Material for this exercise -
.....

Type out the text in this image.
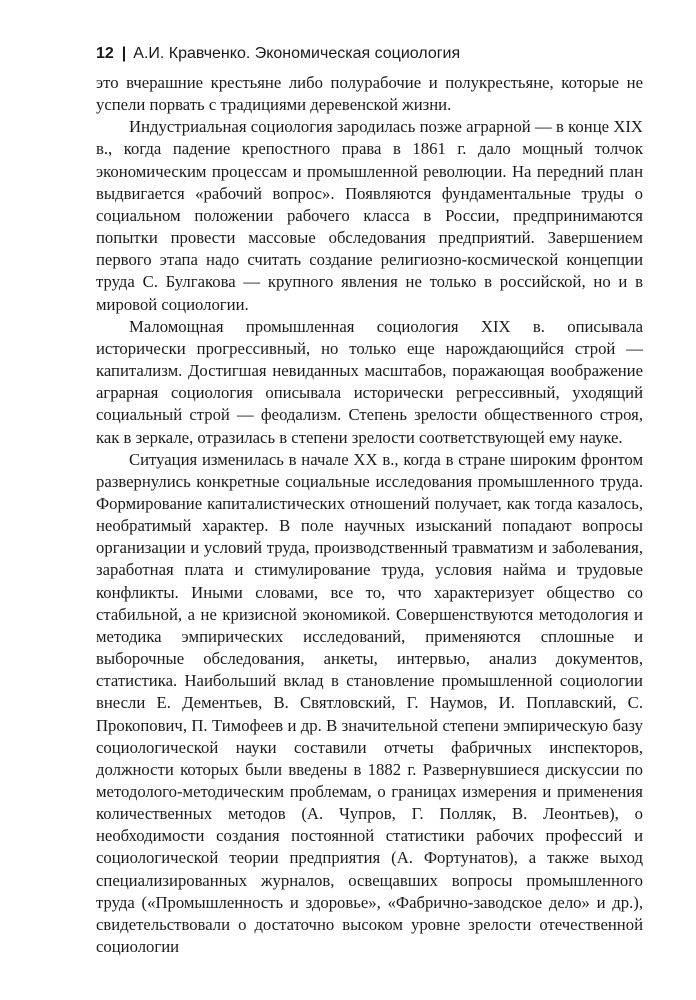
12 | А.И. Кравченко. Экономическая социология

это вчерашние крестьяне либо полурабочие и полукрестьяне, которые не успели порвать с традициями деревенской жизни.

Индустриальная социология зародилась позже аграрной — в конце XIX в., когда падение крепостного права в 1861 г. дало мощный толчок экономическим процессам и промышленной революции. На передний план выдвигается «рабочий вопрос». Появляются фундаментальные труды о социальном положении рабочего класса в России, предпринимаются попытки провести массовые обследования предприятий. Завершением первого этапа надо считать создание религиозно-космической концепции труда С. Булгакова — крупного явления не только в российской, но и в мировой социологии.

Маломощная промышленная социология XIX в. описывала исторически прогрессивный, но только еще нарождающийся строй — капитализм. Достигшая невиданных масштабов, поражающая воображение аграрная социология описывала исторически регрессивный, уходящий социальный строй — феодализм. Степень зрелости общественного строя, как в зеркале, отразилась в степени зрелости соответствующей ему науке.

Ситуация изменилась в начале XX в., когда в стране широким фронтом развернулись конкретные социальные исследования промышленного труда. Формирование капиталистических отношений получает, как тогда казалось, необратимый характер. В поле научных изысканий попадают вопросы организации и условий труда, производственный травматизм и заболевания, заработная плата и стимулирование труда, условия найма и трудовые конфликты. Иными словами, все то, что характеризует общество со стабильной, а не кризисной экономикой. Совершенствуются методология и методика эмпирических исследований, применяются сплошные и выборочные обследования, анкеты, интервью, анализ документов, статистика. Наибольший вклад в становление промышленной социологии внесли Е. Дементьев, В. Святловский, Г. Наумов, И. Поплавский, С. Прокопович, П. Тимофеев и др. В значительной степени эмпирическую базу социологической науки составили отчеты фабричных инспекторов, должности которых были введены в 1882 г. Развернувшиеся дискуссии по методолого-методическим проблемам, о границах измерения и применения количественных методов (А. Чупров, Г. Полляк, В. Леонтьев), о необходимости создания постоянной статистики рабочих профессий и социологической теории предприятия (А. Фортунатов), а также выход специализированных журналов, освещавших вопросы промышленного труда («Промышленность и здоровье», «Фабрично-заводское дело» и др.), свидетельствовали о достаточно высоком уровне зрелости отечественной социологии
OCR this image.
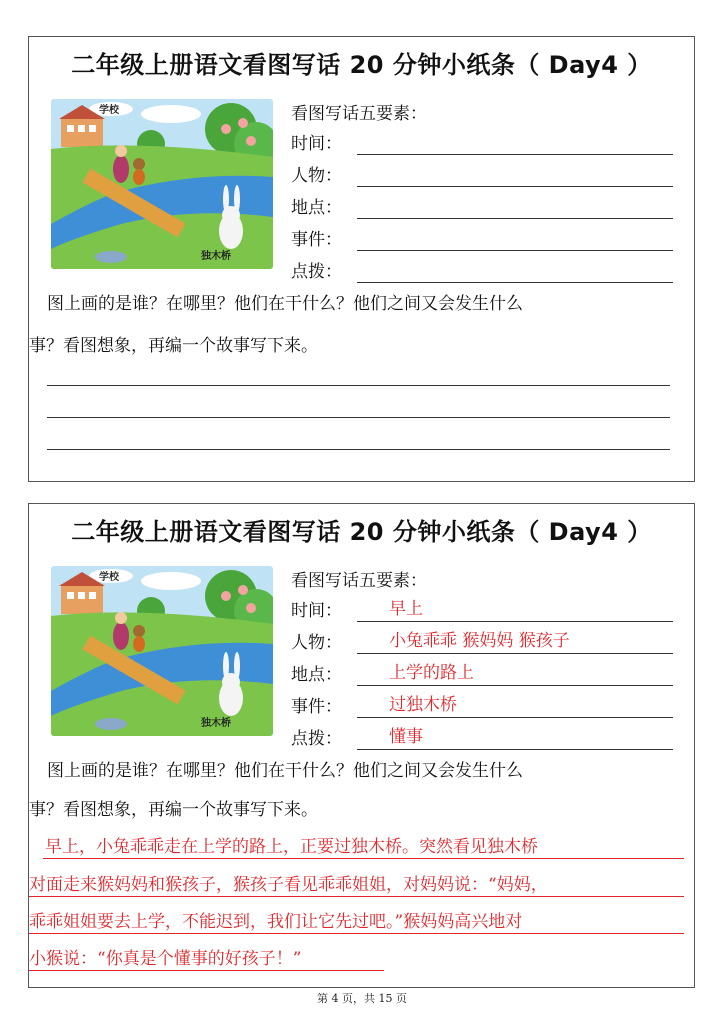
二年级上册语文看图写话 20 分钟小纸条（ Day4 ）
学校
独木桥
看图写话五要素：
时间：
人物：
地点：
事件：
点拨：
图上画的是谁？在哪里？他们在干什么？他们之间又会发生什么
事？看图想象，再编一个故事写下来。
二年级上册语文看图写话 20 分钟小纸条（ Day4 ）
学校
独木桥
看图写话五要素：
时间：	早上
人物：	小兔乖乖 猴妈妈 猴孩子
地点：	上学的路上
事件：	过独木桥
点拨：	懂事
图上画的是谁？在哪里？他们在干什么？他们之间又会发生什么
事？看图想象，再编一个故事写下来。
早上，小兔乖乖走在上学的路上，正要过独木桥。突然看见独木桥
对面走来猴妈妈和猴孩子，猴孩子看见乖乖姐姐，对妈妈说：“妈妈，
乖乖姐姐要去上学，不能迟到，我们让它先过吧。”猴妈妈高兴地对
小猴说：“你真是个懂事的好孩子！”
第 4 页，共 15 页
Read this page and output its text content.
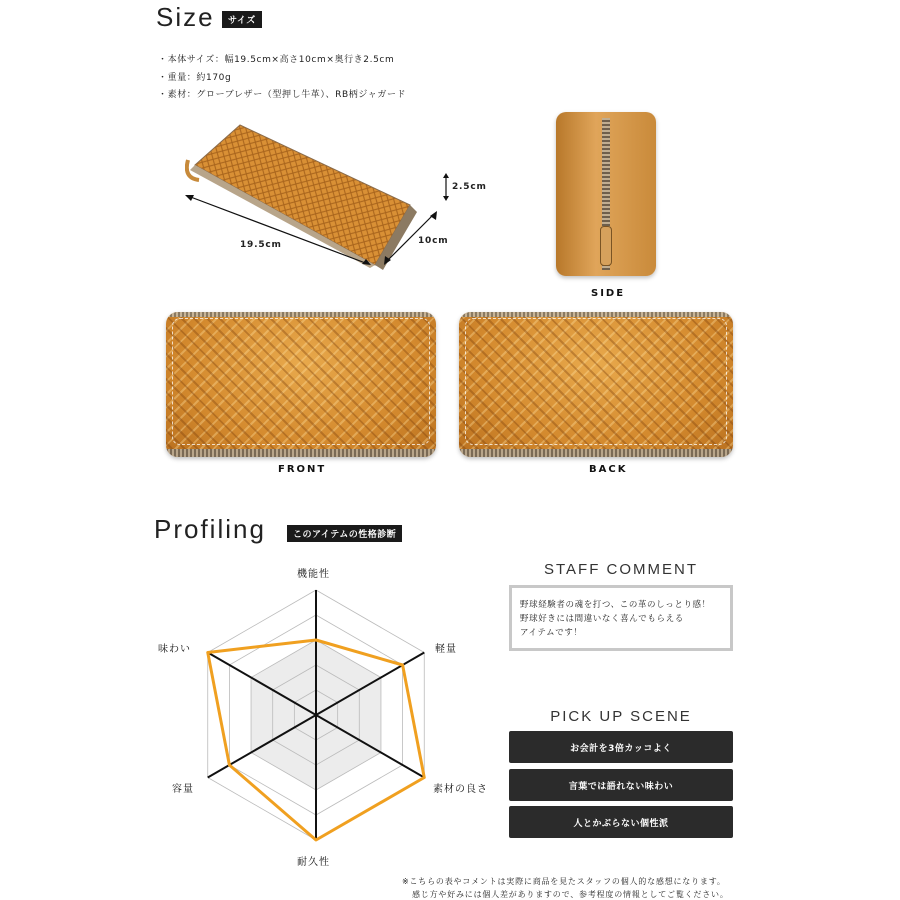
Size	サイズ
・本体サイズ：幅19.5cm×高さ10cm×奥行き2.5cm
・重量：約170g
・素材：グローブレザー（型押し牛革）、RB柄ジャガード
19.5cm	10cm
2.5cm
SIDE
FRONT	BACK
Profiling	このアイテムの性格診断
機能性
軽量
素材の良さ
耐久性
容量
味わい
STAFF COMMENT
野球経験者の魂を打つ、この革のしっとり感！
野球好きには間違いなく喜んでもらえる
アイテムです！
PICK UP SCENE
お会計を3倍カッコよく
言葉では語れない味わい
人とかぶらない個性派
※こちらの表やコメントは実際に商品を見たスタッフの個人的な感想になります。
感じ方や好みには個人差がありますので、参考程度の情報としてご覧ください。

.....

Request - Tally the lines in the entries above that hold the word "text". Reply with nothing but that count.

Task solution - 2